• Aim
Can you write out all of the material below, word for word?

Records contained in a dataset

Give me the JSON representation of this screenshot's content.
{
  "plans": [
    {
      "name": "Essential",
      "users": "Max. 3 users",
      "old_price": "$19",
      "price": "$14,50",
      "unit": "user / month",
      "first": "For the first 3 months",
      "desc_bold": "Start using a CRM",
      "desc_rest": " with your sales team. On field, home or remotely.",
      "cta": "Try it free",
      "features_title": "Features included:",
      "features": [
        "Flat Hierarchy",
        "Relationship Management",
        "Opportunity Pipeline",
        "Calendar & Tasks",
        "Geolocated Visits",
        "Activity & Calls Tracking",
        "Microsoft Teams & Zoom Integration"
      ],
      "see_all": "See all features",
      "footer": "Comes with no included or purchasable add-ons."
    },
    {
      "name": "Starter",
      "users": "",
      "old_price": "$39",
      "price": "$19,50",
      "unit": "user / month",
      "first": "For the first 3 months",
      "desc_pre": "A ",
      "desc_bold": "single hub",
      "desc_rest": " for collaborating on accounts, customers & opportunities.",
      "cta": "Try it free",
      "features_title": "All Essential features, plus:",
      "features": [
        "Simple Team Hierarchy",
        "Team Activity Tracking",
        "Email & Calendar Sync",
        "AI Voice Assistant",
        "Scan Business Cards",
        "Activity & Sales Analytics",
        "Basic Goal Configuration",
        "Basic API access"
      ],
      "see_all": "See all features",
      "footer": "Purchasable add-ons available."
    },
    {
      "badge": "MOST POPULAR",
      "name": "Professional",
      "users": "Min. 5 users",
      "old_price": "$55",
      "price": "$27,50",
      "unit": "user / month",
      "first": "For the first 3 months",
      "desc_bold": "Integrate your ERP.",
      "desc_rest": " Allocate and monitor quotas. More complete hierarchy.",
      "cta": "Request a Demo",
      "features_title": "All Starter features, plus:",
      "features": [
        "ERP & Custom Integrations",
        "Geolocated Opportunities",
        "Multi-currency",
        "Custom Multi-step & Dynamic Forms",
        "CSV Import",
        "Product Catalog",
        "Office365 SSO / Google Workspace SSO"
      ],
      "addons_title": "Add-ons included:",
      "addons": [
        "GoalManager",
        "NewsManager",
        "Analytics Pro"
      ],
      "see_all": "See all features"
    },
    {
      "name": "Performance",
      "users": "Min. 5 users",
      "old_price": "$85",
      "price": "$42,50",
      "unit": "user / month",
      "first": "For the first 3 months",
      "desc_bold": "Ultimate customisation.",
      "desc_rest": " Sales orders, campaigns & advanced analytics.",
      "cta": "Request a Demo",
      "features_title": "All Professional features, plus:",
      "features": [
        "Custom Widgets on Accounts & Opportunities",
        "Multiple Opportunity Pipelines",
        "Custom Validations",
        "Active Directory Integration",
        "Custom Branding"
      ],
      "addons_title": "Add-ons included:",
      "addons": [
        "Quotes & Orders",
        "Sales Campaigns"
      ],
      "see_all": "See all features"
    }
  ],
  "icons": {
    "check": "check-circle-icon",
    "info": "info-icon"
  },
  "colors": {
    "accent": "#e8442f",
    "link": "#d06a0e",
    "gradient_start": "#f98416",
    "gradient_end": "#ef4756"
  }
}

• Answer to this problem
Give me the JSON representation of this screenshot's content.
{
  "plans": [
    {
      "name": "Essential",
      "users": "Max. 3 users",
      "old_price": "$19",
      "price": "$14,50",
      "unit": "user / month",
      "first": "For the first 3 months",
      "desc_bold": "Start using a CRM",
      "desc_rest": " with your sales team. On field, home or remotely.",
      "cta": "Try it free",
      "features_title": "Features included:",
      "features": [
        "Flat Hierarchy",
        "Relationship Management",
        "Opportunity Pipeline",
        "Calendar & Tasks",
        "Geolocated Visits",
        "Activity & Calls Tracking",
        "Microsoft Teams & Zoom Integration"
      ],
      "see_all": "See all features",
      "footer": "Comes with no included or purchasable add-ons."
    },
    {
      "name": "Starter",
      "users": "",
      "old_price": "$39",
      "price": "$19,50",
      "unit": "user / month",
      "first": "For the first 3 months",
      "desc_pre": "A ",
      "desc_bold": "single hub",
      "desc_rest": " for collaborating on accounts, customers & opportunities.",
      "cta": "Try it free",
      "features_title": "All Essential features, plus:",
      "features": [
        "Simple Team Hierarchy",
        "Team Activity Tracking",
        "Email & Calendar Sync",
        "AI Voice Assistant",
        "Scan Business Cards",
        "Activity & Sales Analytics",
        "Basic Goal Configuration",
        "Basic API access"
      ],
      "see_all": "See all features",
      "footer": "Purchasable add-ons available."
    },
    {
      "badge": "MOST POPULAR",
      "name": "Professional",
      "users": "Min. 5 users",
      "old_price": "$55",
      "price": "$27,50",
      "unit": "user / month",
      "first": "For the first 3 months",
      "desc_bold": "Integrate your ERP.",
      "desc_rest": " Allocate and monitor quotas. More complete hierarchy.",
      "cta": "Request a Demo",
      "features_title": "All Starter features, plus:",
      "features": [
        "ERP & Custom Integrations",
        "Geolocated Opportunities",
        "Multi-currency",
        "Custom Multi-step & Dynamic Forms",
        "CSV Import",
        "Product Catalog",
        "Office365 SSO / Google Workspace SSO"
      ],
      "addons_title": "Add-ons included:",
      "addons": [
        "GoalManager",
        "NewsManager",
        "Analytics Pro"
      ],
      "see_all": "See all features"
    },
    {
      "name": "Performance",
      "users": "Min. 5 users",
      "old_price": "$85",
      "price": "$42,50",
      "unit": "user / month",
      "first": "For the first 3 months",
      "desc_bold": "Ultimate customisation.",
      "desc_rest": " Sales orders, campaigns & advanced analytics.",
      "cta": "Request a Demo",
      "features_title": "All Professional features, plus:",
      "features": [
        "Custom Widgets on Accounts & Opportunities",
        "Multiple Opportunity Pipelines",
        "Custom Validations",
        "Active Directory Integration",
        "Custom Branding"
      ],
      "addons_title": "Add-ons included:",
      "addons": [
        "Quotes & Orders",
        "Sales Campaigns"
      ],
      "see_all": "See all features"
    }
  ],
  "icons": {
    "check": "check-circle-icon",
    "info": "info-icon"
  },
  "colors": {
    "accent": "#e8442f",
    "link": "#d06a0e",
    "gradient_start": "#f98416",
    "gradient_end": "#ef4756"
  }
}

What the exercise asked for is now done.